### THE PROBLEM
Locate the string "Centre" throughout the material and copy every line in which it occurs.

### RECORDS PROVIDED

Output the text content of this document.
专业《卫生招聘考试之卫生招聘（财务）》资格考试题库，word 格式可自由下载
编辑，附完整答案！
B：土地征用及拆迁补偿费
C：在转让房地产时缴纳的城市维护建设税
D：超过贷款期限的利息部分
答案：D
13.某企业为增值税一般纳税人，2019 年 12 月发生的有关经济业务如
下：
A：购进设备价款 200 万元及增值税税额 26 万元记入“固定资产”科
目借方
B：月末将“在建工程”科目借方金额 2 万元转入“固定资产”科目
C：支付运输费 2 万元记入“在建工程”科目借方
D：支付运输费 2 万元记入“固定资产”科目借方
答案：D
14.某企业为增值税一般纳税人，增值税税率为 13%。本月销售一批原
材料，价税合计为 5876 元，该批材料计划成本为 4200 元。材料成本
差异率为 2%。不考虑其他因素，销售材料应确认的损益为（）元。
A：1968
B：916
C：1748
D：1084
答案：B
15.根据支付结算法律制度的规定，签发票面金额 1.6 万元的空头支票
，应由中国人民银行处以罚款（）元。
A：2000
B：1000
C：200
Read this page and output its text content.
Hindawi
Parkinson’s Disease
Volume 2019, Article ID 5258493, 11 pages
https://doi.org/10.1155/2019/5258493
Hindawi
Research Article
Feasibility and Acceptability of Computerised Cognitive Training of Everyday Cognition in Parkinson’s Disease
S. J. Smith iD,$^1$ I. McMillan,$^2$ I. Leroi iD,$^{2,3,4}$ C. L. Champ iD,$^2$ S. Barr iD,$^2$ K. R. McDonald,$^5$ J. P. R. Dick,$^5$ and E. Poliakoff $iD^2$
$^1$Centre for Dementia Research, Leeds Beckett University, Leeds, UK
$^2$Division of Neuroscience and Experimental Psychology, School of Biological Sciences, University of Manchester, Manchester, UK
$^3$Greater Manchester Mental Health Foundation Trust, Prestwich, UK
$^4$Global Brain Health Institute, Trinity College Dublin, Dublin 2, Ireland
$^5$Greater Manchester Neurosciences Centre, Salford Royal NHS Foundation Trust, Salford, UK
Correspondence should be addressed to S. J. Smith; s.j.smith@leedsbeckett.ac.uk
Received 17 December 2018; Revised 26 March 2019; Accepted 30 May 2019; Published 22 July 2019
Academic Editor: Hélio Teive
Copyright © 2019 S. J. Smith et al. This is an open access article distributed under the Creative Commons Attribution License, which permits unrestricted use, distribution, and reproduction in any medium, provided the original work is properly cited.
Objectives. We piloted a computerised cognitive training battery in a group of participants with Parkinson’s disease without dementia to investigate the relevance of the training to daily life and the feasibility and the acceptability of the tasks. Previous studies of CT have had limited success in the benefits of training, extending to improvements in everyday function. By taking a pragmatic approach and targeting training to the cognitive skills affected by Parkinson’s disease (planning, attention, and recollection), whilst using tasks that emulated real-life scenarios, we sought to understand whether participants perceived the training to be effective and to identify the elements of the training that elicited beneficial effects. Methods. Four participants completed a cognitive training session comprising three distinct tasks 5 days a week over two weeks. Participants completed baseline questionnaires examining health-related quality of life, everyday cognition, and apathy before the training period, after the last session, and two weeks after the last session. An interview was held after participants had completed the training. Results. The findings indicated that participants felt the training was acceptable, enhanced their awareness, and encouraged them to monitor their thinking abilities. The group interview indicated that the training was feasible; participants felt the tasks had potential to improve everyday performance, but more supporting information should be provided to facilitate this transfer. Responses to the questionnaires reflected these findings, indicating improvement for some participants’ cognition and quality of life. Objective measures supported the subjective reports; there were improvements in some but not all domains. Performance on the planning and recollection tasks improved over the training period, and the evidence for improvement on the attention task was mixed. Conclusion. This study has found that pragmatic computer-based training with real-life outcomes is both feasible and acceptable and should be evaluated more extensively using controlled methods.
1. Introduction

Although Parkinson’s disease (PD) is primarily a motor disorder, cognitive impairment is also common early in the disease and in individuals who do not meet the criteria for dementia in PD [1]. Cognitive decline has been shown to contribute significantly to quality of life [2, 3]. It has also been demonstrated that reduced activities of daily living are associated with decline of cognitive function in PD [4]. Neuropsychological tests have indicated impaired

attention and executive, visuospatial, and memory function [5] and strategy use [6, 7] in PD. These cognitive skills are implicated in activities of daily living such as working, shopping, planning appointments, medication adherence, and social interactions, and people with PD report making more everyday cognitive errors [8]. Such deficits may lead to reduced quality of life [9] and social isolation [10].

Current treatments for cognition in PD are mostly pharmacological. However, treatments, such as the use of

### TASK RESPONSE
$^1$Centre for Dementia Research, Leeds Beckett University, Leeds, UK
$^5$Greater Manchester Neurosciences Centre, Salford Royal NHS Foundation Trust, Salford, UK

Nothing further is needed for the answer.